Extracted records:
══════════════════════════════
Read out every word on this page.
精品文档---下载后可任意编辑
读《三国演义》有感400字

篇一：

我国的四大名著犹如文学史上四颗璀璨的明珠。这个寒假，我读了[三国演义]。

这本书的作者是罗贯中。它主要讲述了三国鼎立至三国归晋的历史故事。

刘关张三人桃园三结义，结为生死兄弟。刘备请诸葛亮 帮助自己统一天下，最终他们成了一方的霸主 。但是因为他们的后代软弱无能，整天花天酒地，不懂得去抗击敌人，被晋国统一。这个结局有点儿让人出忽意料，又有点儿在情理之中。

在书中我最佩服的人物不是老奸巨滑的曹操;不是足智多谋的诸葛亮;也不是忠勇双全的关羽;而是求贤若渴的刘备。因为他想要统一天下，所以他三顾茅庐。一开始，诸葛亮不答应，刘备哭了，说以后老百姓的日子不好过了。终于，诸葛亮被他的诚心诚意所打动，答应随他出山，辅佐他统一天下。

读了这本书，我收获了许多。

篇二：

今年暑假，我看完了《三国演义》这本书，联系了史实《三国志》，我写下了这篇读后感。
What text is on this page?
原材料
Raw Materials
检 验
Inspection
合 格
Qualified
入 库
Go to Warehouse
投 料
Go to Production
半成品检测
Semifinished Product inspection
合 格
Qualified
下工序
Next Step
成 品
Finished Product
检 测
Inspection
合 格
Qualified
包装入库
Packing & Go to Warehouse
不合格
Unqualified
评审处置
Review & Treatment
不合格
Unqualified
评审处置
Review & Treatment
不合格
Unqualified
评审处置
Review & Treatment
══════════════════════════════
# What you will do
Copy every record exactly, with nothing added or dropped.

# Finished exercise
Read out every word on this page.
精品文档---下载后可任意编辑
读《三国演义》有感400字

篇一：

我国的四大名著犹如文学史上四颗璀璨的明珠。这个寒假，我读了[三国演义]。

这本书的作者是罗贯中。它主要讲述了三国鼎立至三国归晋的历史故事。

刘关张三人桃园三结义，结为生死兄弟。刘备请诸葛亮 帮助自己统一天下，最终他们成了一方的霸主 。但是因为他们的后代软弱无能，整天花天酒地，不懂得去抗击敌人，被晋国统一。这个结局有点儿让人出忽意料，又有点儿在情理之中。

在书中我最佩服的人物不是老奸巨滑的曹操;不是足智多谋的诸葛亮;也不是忠勇双全的关羽;而是求贤若渴的刘备。因为他想要统一天下，所以他三顾茅庐。一开始，诸葛亮不答应，刘备哭了，说以后老百姓的日子不好过了。终于，诸葛亮被他的诚心诚意所打动，答应随他出山，辅佐他统一天下。

读了这本书，我收获了许多。

篇二：

今年暑假，我看完了《三国演义》这本书，联系了史实《三国志》，我写下了这篇读后感。
What text is on this page?
原材料
Raw Materials
检 验
Inspection
合 格
Qualified
入 库
Go to Warehouse
投 料
Go to Production
半成品检测
Semifinished Product inspection
合 格
Qualified
下工序
Next Step
成 品
Finished Product
检 测
Inspection
合 格
Qualified
包装入库
Packing & Go to Warehouse
不合格
Unqualified
评审处置
Review & Treatment
不合格
Unqualified
评审处置
Review & Treatment
不合格
Unqualified
评审处置
Review & Treatment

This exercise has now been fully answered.